**Problem description**
Gather each line of the entries below that includes "color".

** start **

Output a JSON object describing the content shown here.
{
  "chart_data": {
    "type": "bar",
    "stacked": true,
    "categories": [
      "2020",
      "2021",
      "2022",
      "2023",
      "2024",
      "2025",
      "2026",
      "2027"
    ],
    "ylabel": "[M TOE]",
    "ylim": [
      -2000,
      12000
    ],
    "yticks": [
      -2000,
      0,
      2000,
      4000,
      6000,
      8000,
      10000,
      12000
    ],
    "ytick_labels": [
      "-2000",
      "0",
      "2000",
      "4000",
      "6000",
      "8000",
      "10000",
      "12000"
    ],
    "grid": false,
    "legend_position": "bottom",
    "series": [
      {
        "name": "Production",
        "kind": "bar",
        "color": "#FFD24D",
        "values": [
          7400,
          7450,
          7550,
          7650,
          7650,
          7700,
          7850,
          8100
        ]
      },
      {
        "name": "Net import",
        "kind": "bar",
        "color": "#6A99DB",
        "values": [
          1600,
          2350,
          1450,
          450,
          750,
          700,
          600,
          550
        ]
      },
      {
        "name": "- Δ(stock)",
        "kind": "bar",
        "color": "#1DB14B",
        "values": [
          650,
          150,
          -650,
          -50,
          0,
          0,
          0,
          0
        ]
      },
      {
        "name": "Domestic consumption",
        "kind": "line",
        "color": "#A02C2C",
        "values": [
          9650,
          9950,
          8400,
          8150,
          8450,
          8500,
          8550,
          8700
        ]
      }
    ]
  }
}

** end **

**The output**
        "color": "#FFD24D",
        "color": "#6A99DB",
        "color": "#1DB14B",
        "color": "#A02C2C",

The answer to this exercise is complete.